**WHAT YOU HAVE TO DO**
Report the count of lines below that include "knowledge", without any other text.

**EXERCISE DATA**
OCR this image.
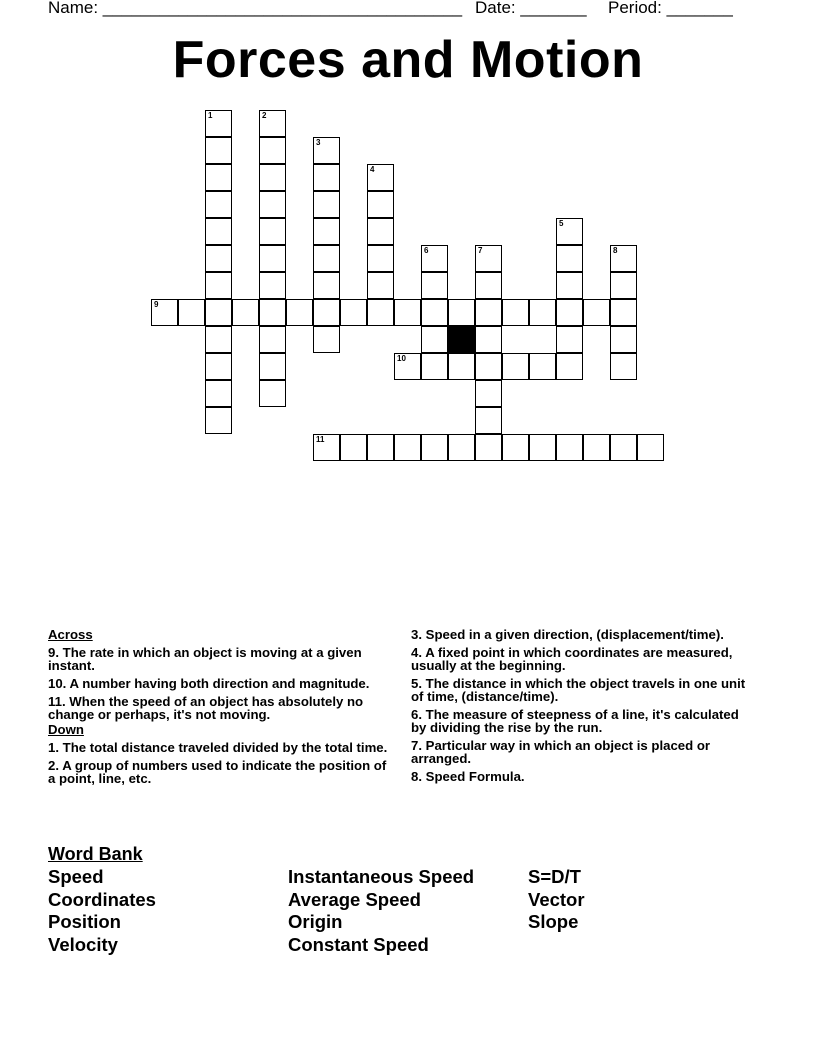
Name: ______________________________________ Date: _______ Period: _______
Forces and Motion
1	2
3
4
5
6	7	8
9
10
11
Across
9. The rate in which an object is moving at a given instant.
10. A number having both direction and magnitude.
11. When the speed of an object has absolutely no change or perhaps, it's not moving.
Down
1. The total distance traveled divided by the total time.
2. A group of numbers used to indicate the position of a point, line, etc.
3. Speed in a given direction, (displacement/time).
4. A fixed point in which coordinates are measured, usually at the beginning.
5. The distance in which the object travels in one unit of time, (distance/time).
6. The measure of steepness of a line, it's calculated by dividing the rise by the run.
7. Particular way in which an object is placed or arranged.
8. Speed Formula.
Word Bank
Speed
Coordinates
Position
Velocity
Instantaneous Speed
Average Speed
Origin
Constant Speed
S=D/T
Vector
Slope
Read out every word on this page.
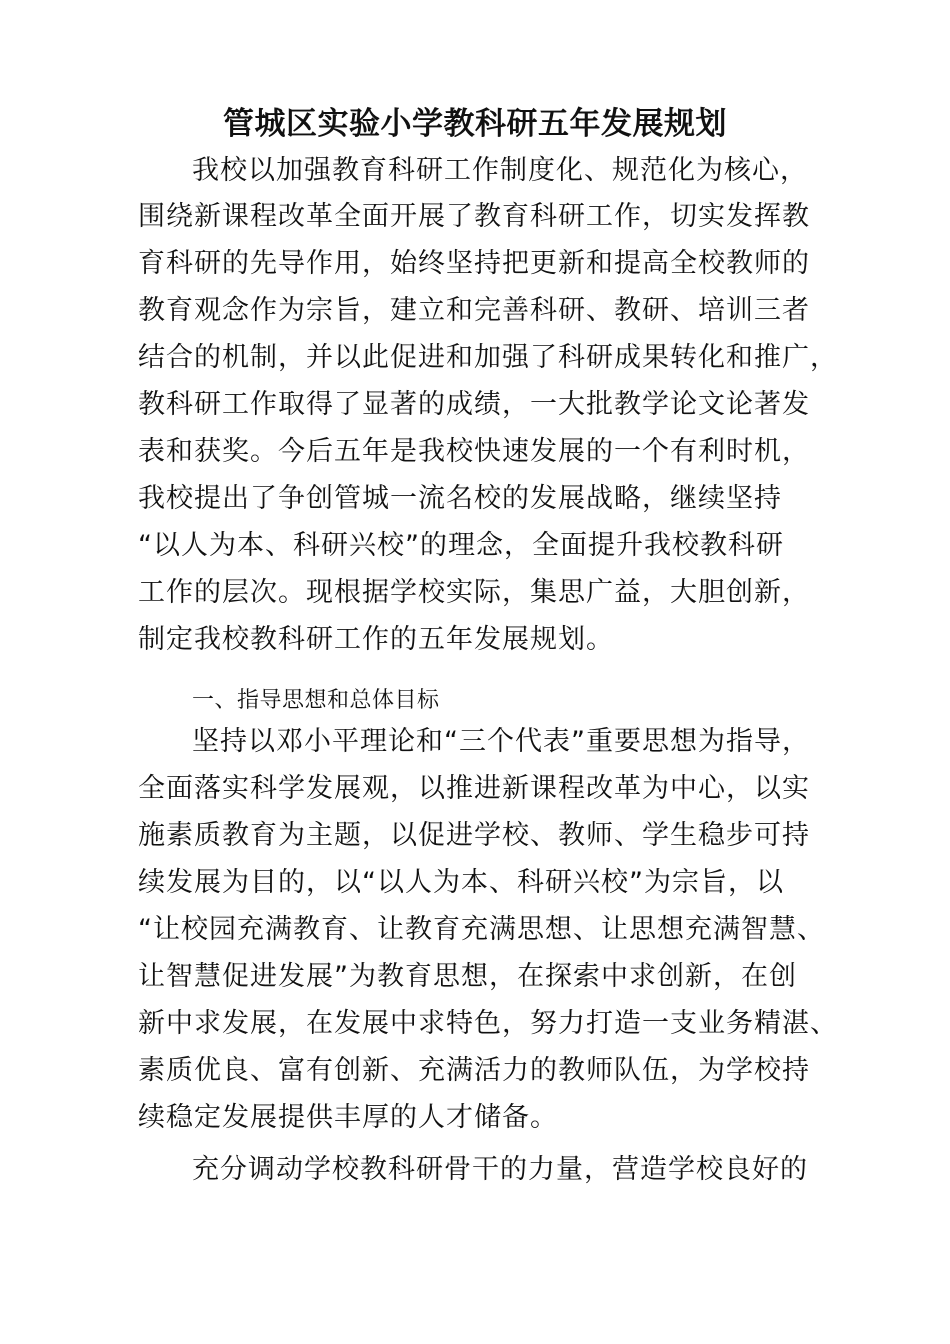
管城区实验小学教科研五年发展规划
我校以加强教育科研工作制度化、规范化为核心，
围绕新课程改革全面开展了教育科研工作，切实发挥教
育科研的先导作用，始终坚持把更新和提高全校教师的
教育观念作为宗旨，建立和完善科研、教研、培训三者
结合的机制，并以此促进和加强了科研成果转化和推广，
教科研工作取得了显著的成绩，一大批教学论文论著发
表和获奖。今后五年是我校快速发展的一个有利时机，
我校提出了争创管城一流名校的发展战略，继续坚持
“以人为本、科研兴校”的理念，全面提升我校教科研
工作的层次。现根据学校实际，集思广益，大胆创新，
制定我校教科研工作的五年发展规划。
一、指导思想和总体目标
坚持以邓小平理论和“三个代表”重要思想为指导，
全面落实科学发展观，以推进新课程改革为中心，以实
施素质教育为主题，以促进学校、教师、学生稳步可持
续发展为目的，以“以人为本、科研兴校”为宗旨，以
“让校园充满教育、让教育充满思想、让思想充满智慧、
让智慧促进发展”为教育思想，在探索中求创新，在创
新中求发展，在发展中求特色，努力打造一支业务精湛、
素质优良、富有创新、充满活力的教师队伍，为学校持
续稳定发展提供丰厚的人才储备。
充分调动学校教科研骨干的力量，营造学校良好的
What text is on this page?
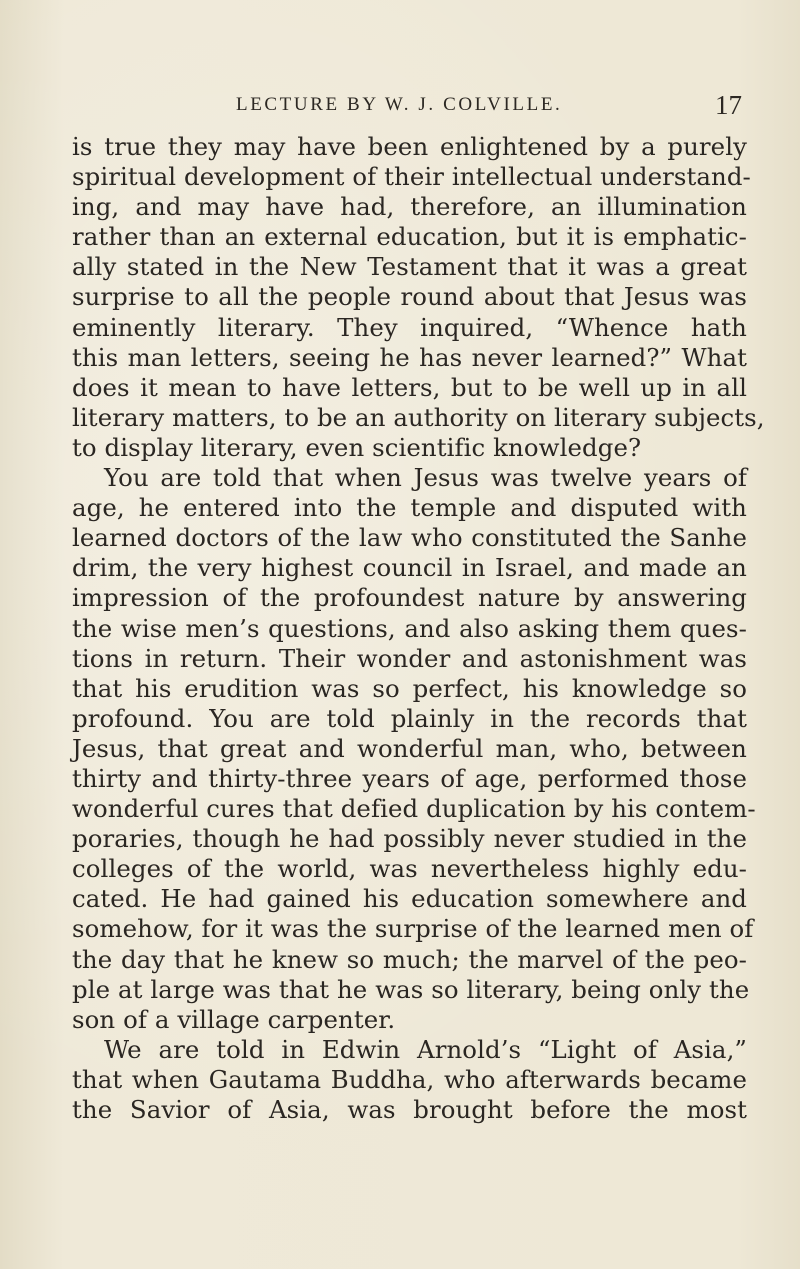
LECTURE BY W. J. COLVILLE.	17
is true they may have been enlightened by a purely
spiritual development of their intellectual understand-
ing, and may have had, therefore, an illumination
rather than an external education, but it is emphatic-
ally stated in the New Testament that it was a great
surprise to all the people round about that Jesus was
eminently literary. They inquired, “Whence hath
this man letters, seeing he has never learned?” What
does it mean to have letters, but to be well up in all
literary matters, to be an authority on literary subjects,
to display literary, even scientific knowledge?
You are told that when Jesus was twelve years of
age, he entered into the temple and disputed with
learned doctors of the law who constituted the Sanhe
drim, the very highest council in Israel, and made an
impression of the profoundest nature by answering
the wise men’s questions, and also asking them ques-
tions in return. Their wonder and astonishment was
that his erudition was so perfect, his knowledge so
profound. You are told plainly in the records that
Jesus, that great and wonderful man, who, between
thirty and thirty-three years of age, performed those
wonderful cures that defied duplication by his contem-
poraries, though he had possibly never studied in the
colleges of the world, was nevertheless highly edu-
cated. He had gained his education somewhere and
somehow, for it was the surprise of the learned men of
the day that he knew so much; the marvel of the peo-
ple at large was that he was so literary, being only the
son of a village carpenter.
We are told in Edwin Arnold’s “Light of Asia,”
that when Gautama Buddha, who afterwards became
the Savior of Asia, was brought before the most
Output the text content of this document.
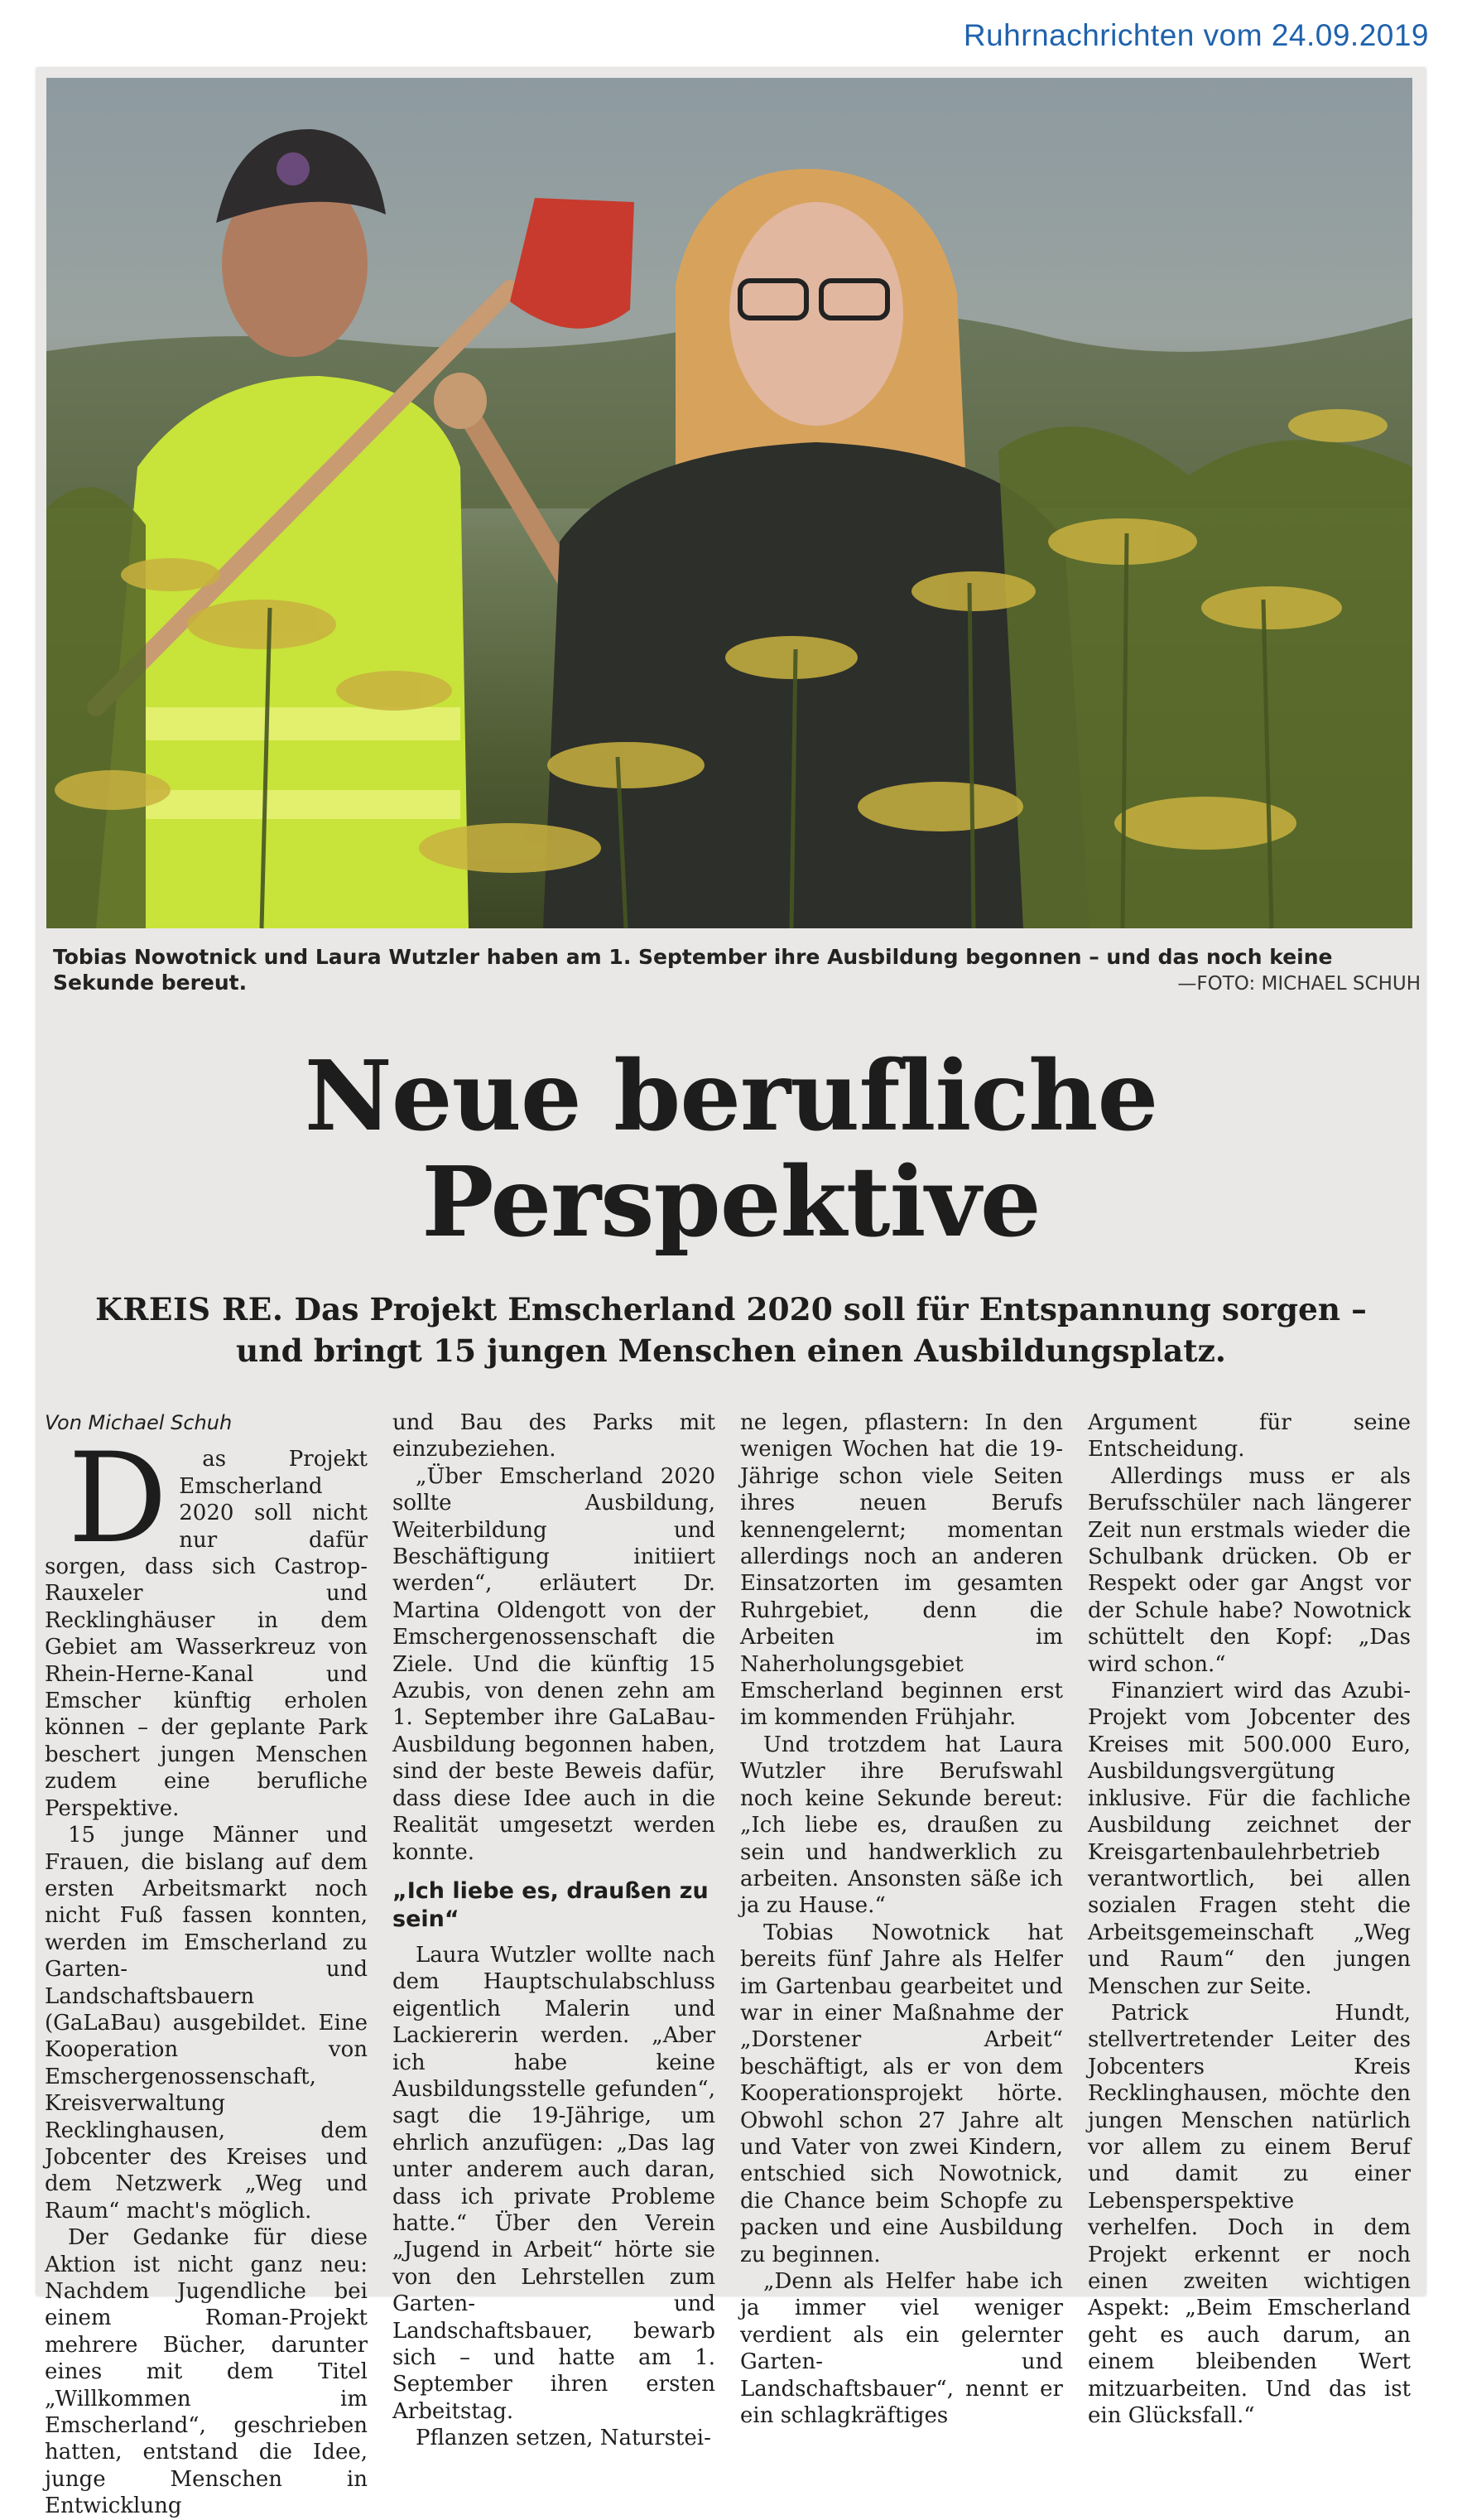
Ruhrnachrichten vom 24.09.2019
Tobias Nowotnick und Laura Wutzler haben am 1. September ihre Ausbildung begonnen – und das noch keine Sekunde bereut.	—FOTO: MICHAEL SCHUH
Neue berufliche
Perspektive
KREIS RE. Das Projekt Emscherland 2020 soll für Entspannung sorgen –
und bringt 15 jungen Menschen einen Ausbildungsplatz.

Von Michael Schuh

D as Projekt Emscherland 2020 soll nicht nur dafür sorgen, dass sich Castrop-Rauxeler und Recklinghäuser in dem Gebiet am Wasserkreuz von Rhein-Herne-Kanal und Emscher künftig erholen können – der geplante Park beschert jungen Menschen zudem eine berufliche Perspektive.

15 junge Männer und Frauen, die bislang auf dem ersten Arbeitsmarkt noch nicht Fuß fassen konnten, werden im Emscherland zu Garten- und Landschaftsbauern (GaLaBau) ausgebildet. Eine Kooperation von Emschergenossenschaft, Kreisverwaltung Recklinghausen, dem Jobcenter des Kreises und dem Netzwerk „Weg und Raum“ macht's möglich.

Der Gedanke für diese Aktion ist nicht ganz neu: Nachdem Jugendliche bei einem Roman-Projekt mehrere Bücher, darunter eines mit dem Titel „Willkommen im Emscherland“, geschrieben hatten, entstand die Idee, junge Menschen in Entwicklung

und Bau des Parks mit einzubeziehen.

„Über Emscherland 2020 sollte Ausbildung, Weiterbildung und Beschäftigung initiiert werden“, erläutert Dr. Martina Oldengott von der Emschergenossenschaft die Ziele. Und die künftig 15 Azubis, von denen zehn am 1. September ihre GaLaBau-Ausbildung begonnen haben, sind der beste Beweis dafür, dass diese Idee auch in die Realität umgesetzt werden konnte.

„Ich liebe es, draußen zu sein“

Laura Wutzler wollte nach dem Hauptschulabschluss eigentlich Malerin und Lackiererin werden. „Aber ich habe keine Ausbildungsstelle gefunden“, sagt die 19-Jährige, um ehrlich anzufügen: „Das lag unter anderem auch daran, dass ich private Probleme hatte.“ Über den Verein „Jugend in Arbeit“ hörte sie von den Lehrstellen zum Garten- und Landschaftsbauer, bewarb sich – und hatte am 1. September ihren ersten Arbeitstag.

Pflanzen setzen, Naturstei-

ne legen, pflastern: In den wenigen Wochen hat die 19-Jährige schon viele Seiten ihres neuen Berufs kennengelernt; momentan allerdings noch an anderen Einsatzorten im gesamten Ruhrgebiet, denn die Arbeiten im Naherholungsgebiet Emscherland beginnen erst im kommenden Frühjahr.

Und trotzdem hat Laura Wutzler ihre Berufswahl noch keine Sekunde bereut: „Ich liebe es, draußen zu sein und handwerklich zu arbeiten. Ansonsten säße ich ja zu Hause.“

Tobias Nowotnick hat bereits fünf Jahre als Helfer im Gartenbau gearbeitet und war in einer Maßnahme der „Dorstener Arbeit“ beschäftigt, als er von dem Kooperationsprojekt hörte. Obwohl schon 27 Jahre alt und Vater von zwei Kindern, entschied sich Nowotnick, die Chance beim Schopfe zu packen und eine Ausbildung zu beginnen.

„Denn als Helfer habe ich ja immer viel weniger verdient als ein gelernter Garten- und Landschaftsbauer“, nennt er ein schlagkräftiges

Argument für seine Entscheidung.

Allerdings muss er als Berufsschüler nach längerer Zeit nun erstmals wieder die Schulbank drücken. Ob er Respekt oder gar Angst vor der Schule habe? Nowotnick schüttelt den Kopf: „Das wird schon.“

Finanziert wird das Azubi-Projekt vom Jobcenter des Kreises mit 500.000 Euro, Ausbildungsvergütung inklusive. Für die fachliche Ausbildung zeichnet der Kreisgartenbaulehrbetrieb verantwortlich, bei allen sozialen Fragen steht die Arbeitsgemeinschaft „Weg und Raum“ den jungen Menschen zur Seite.

Patrick Hundt, stellvertretender Leiter des Jobcenters Kreis Recklinghausen, möchte den jungen Menschen natürlich vor allem zu einem Beruf und damit zu einer Lebensperspektive verhelfen. Doch in dem Projekt erkennt er noch einen zweiten wichtigen Aspekt: „Beim Emscherland geht es auch darum, an einem bleibenden Wert mitzuarbeiten. Und das ist ein Glücksfall.“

**RESULT OF THE EXERCISE**
2